Problem:
Would you repeat the listing exactly but omit every picture?
####################
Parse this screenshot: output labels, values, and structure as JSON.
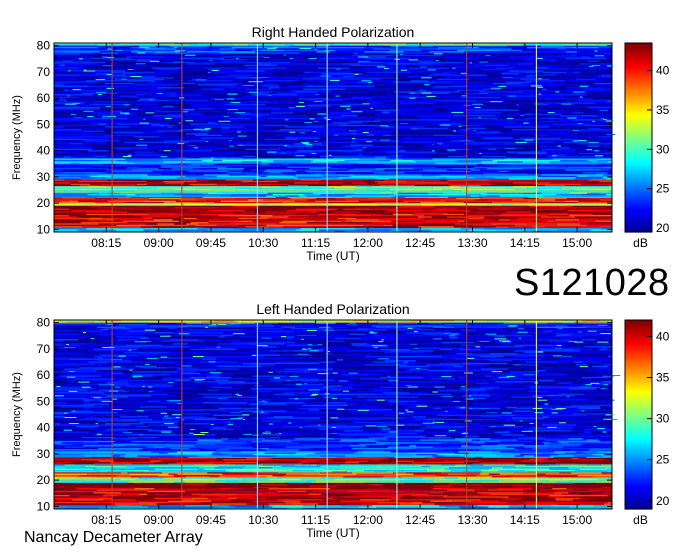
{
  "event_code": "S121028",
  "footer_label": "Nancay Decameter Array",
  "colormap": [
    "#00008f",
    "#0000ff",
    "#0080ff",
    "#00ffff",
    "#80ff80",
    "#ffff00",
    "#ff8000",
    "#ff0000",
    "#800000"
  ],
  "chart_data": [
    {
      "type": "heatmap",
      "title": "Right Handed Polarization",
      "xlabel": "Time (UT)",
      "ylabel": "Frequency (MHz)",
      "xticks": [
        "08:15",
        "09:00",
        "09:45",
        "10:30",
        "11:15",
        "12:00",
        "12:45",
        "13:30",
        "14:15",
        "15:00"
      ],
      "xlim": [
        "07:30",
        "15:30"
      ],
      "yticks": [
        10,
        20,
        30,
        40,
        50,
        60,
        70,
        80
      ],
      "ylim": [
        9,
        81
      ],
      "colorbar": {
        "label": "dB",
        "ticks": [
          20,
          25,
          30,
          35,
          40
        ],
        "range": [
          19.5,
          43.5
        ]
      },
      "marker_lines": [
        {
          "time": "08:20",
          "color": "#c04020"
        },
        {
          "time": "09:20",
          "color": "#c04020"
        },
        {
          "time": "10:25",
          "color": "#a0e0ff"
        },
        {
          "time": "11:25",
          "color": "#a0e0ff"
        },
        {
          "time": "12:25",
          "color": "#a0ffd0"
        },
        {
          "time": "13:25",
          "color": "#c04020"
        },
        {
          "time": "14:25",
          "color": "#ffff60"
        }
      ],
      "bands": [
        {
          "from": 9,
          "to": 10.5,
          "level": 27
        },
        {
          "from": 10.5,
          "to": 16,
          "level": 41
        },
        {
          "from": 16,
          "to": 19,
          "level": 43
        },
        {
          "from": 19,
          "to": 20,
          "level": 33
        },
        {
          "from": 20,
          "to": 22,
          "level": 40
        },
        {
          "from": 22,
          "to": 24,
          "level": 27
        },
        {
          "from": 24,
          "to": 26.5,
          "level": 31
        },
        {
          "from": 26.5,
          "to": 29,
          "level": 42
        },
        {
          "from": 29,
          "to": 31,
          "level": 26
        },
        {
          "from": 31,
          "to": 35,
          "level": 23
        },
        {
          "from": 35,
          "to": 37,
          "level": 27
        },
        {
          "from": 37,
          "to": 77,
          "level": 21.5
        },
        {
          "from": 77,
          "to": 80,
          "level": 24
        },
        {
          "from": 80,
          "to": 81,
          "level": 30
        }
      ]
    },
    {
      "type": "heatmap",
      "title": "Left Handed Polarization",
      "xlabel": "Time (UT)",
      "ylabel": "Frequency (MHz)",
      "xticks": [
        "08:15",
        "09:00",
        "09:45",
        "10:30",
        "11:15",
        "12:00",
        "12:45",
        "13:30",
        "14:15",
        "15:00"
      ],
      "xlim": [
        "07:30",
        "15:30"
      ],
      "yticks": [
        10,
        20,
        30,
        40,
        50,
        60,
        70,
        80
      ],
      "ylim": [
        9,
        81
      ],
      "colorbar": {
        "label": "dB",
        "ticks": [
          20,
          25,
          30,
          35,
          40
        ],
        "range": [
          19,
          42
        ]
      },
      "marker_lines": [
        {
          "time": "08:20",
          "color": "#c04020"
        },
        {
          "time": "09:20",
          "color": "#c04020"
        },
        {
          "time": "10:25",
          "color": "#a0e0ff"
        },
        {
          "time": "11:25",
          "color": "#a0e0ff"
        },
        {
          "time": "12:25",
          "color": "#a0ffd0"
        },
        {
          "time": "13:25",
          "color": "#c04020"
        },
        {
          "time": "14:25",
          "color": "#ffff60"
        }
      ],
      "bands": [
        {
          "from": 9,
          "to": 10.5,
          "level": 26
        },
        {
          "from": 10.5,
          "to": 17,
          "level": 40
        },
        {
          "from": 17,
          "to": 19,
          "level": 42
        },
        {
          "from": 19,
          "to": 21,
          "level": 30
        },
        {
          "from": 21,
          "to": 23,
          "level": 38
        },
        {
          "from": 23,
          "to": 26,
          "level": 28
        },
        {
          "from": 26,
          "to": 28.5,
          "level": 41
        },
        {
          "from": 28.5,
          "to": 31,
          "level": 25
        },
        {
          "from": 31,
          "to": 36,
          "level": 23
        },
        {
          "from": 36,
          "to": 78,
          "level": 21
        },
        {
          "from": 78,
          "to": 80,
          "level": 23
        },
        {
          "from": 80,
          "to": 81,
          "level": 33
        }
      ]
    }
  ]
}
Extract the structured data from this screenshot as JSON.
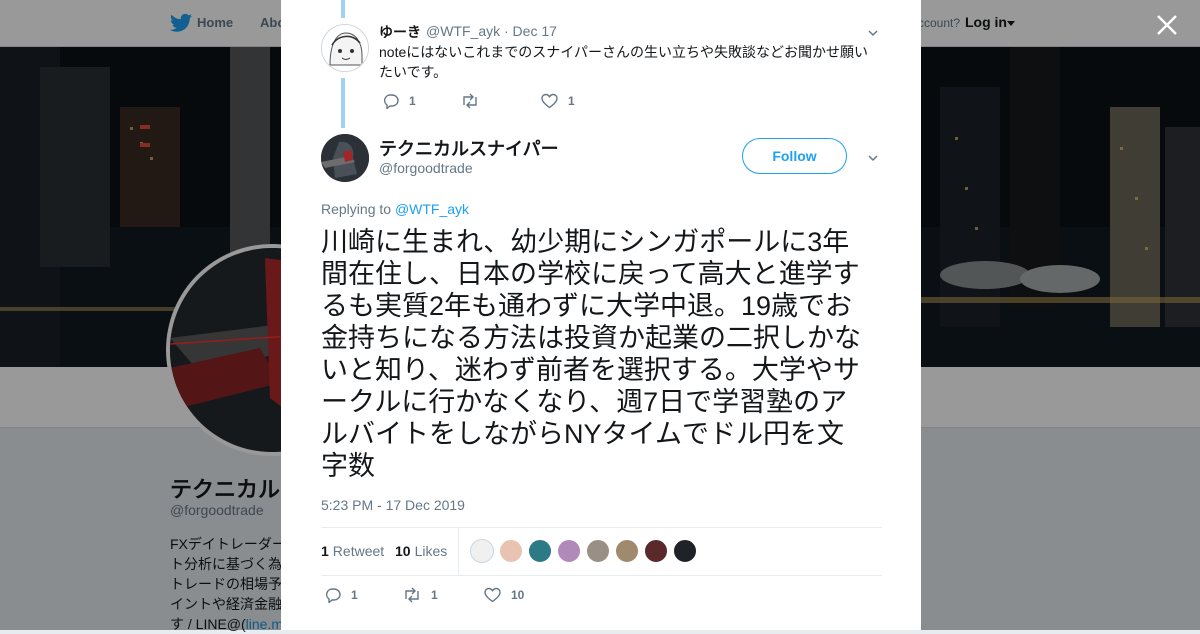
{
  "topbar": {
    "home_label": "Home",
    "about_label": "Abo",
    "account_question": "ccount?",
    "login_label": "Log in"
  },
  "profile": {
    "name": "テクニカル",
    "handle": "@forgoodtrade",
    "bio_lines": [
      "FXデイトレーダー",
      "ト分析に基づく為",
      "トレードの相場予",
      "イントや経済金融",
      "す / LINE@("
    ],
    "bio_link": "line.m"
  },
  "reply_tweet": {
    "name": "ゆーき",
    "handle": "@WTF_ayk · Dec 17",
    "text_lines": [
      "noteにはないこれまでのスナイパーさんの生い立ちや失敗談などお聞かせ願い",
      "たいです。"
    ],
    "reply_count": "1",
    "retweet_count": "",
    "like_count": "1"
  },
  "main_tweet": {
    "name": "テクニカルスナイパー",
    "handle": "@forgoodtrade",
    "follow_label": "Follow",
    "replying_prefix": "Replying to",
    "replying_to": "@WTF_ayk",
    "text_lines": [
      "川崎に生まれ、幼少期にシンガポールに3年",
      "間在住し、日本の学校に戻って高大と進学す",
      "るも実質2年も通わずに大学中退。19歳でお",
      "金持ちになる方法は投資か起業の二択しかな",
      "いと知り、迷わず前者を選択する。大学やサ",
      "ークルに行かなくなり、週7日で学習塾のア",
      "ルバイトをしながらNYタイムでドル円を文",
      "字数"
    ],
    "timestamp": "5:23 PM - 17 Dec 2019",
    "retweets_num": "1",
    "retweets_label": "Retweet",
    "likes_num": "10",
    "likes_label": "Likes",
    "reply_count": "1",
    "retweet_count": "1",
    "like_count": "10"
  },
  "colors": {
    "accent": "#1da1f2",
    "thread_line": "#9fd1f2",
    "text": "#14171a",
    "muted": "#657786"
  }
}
####################
Full output:
Parse this screenshot: output labels, values, and structure as JSON.
{
  "event_code": "S121028",
  "footer_label": "Nancay Decameter Array",
  "colormap": [
    "#00008f",
    "#0000ff",
    "#0080ff",
    "#00ffff",
    "#80ff80",
    "#ffff00",
    "#ff8000",
    "#ff0000",
    "#800000"
  ],
  "chart_data": [
    {
      "type": "heatmap",
      "title": "Right Handed Polarization",
      "xlabel": "Time (UT)",
      "ylabel": "Frequency (MHz)",
      "xticks": [
        "08:15",
        "09:00",
        "09:45",
        "10:30",
        "11:15",
        "12:00",
        "12:45",
        "13:30",
        "14:15",
        "15:00"
      ],
      "xlim": [
        "07:30",
        "15:30"
      ],
      "yticks": [
        10,
        20,
        30,
        40,
        50,
        60,
        70,
        80
      ],
      "ylim": [
        9,
        81
      ],
      "colorbar": {
        "label": "dB",
        "ticks": [
          20,
          25,
          30,
          35,
          40
        ],
        "range": [
          19.5,
          43.5
        ]
      },
      "marker_lines": [
        {
          "time": "08:20",
          "color": "#c04020"
        },
        {
          "time": "09:20",
          "color": "#c04020"
        },
        {
          "time": "10:25",
          "color": "#a0e0ff"
        },
        {
          "time": "11:25",
          "color": "#a0e0ff"
        },
        {
          "time": "12:25",
          "color": "#a0ffd0"
        },
        {
          "time": "13:25",
          "color": "#c04020"
        },
        {
          "time": "14:25",
          "color": "#ffff60"
        }
      ],
      "bands": [
        {
          "from": 9,
          "to": 10.5,
          "level": 27
        },
        {
          "from": 10.5,
          "to": 16,
          "level": 41
        },
        {
          "from": 16,
          "to": 19,
          "level": 43
        },
        {
          "from": 19,
          "to": 20,
          "level": 33
        },
        {
          "from": 20,
          "to": 22,
          "level": 40
        },
        {
          "from": 22,
          "to": 24,
          "level": 27
        },
        {
          "from": 24,
          "to": 26.5,
          "level": 31
        },
        {
          "from": 26.5,
          "to": 29,
          "level": 42
        },
        {
          "from": 29,
          "to": 31,
          "level": 26
        },
        {
          "from": 31,
          "to": 35,
          "level": 23
        },
        {
          "from": 35,
          "to": 37,
          "level": 27
        },
        {
          "from": 37,
          "to": 77,
          "level": 21.5
        },
        {
          "from": 77,
          "to": 80,
          "level": 24
        },
        {
          "from": 80,
          "to": 81,
          "level": 30
        }
      ]
    },
    {
      "type": "heatmap",
      "title": "Left Handed Polarization",
      "xlabel": "Time (UT)",
      "ylabel": "Frequency (MHz)",
      "xticks": [
        "08:15",
        "09:00",
        "09:45",
        "10:30",
        "11:15",
        "12:00",
        "12:45",
        "13:30",
        "14:15",
        "15:00"
      ],
      "xlim": [
        "07:30",
        "15:30"
      ],
      "yticks": [
        10,
        20,
        30,
        40,
        50,
        60,
        70,
        80
      ],
      "ylim": [
        9,
        81
      ],
      "colorbar": {
        "label": "dB",
        "ticks": [
          20,
          25,
          30,
          35,
          40
        ],
        "range": [
          19,
          42
        ]
      },
      "marker_lines": [
        {
          "time": "08:20",
          "color": "#c04020"
        },
        {
          "time": "09:20",
          "color": "#c04020"
        },
        {
          "time": "10:25",
          "color": "#a0e0ff"
        },
        {
          "time": "11:25",
          "color": "#a0e0ff"
        },
        {
          "time": "12:25",
          "color": "#a0ffd0"
        },
        {
          "time": "13:25",
          "color": "#c04020"
        },
        {
          "time": "14:25",
          "color": "#ffff60"
        }
      ],
      "bands": [
        {
          "from": 9,
          "to": 10.5,
          "level": 26
        },
        {
          "from": 10.5,
          "to": 17,
          "level": 40
        },
        {
          "from": 17,
          "to": 19,
          "level": 42
        },
        {
          "from": 19,
          "to": 21,
          "level": 30
        },
        {
          "from": 21,
          "to": 23,
          "level": 38
        },
        {
          "from": 23,
          "to": 26,
          "level": 28
        },
        {
          "from": 26,
          "to": 28.5,
          "level": 41
        },
        {
          "from": 28.5,
          "to": 31,
          "level": 25
        },
        {
          "from": 31,
          "to": 36,
          "level": 23
        },
        {
          "from": 36,
          "to": 78,
          "level": 21
        },
        {
          "from": 78,
          "to": 80,
          "level": 23
        },
        {
          "from": 80,
          "to": 81,
          "level": 33
        }
      ]
    }
  ]
}
Extract the structured data from this screenshot as JSON.
{
  "topbar": {
    "home_label": "Home",
    "about_label": "Abo",
    "account_question": "ccount?",
    "login_label": "Log in"
  },
  "profile": {
    "name": "テクニカル",
    "handle": "@forgoodtrade",
    "bio_lines": [
      "FXデイトレーダー",
      "ト分析に基づく為",
      "トレードの相場予",
      "イントや経済金融",
      "す / LINE@("
    ],
    "bio_link": "line.m"
  },
  "reply_tweet": {
    "name": "ゆーき",
    "handle": "@WTF_ayk · Dec 17",
    "text_lines": [
      "noteにはないこれまでのスナイパーさんの生い立ちや失敗談などお聞かせ願い",
      "たいです。"
    ],
    "reply_count": "1",
    "retweet_count": "",
    "like_count": "1"
  },
  "main_tweet": {
    "name": "テクニカルスナイパー",
    "handle": "@forgoodtrade",
    "follow_label": "Follow",
    "replying_prefix": "Replying to",
    "replying_to": "@WTF_ayk",
    "text_lines": [
      "川崎に生まれ、幼少期にシンガポールに3年",
      "間在住し、日本の学校に戻って高大と進学す",
      "るも実質2年も通わずに大学中退。19歳でお",
      "金持ちになる方法は投資か起業の二択しかな",
      "いと知り、迷わず前者を選択する。大学やサ",
      "ークルに行かなくなり、週7日で学習塾のア",
      "ルバイトをしながらNYタイムでドル円を文",
      "字数"
    ],
    "timestamp": "5:23 PM - 17 Dec 2019",
    "retweets_num": "1",
    "retweets_label": "Retweet",
    "likes_num": "10",
    "likes_label": "Likes",
    "reply_count": "1",
    "retweet_count": "1",
    "like_count": "10"
  },
  "colors": {
    "accent": "#1da1f2",
    "thread_line": "#9fd1f2",
    "text": "#14171a",
    "muted": "#657786"
  }
}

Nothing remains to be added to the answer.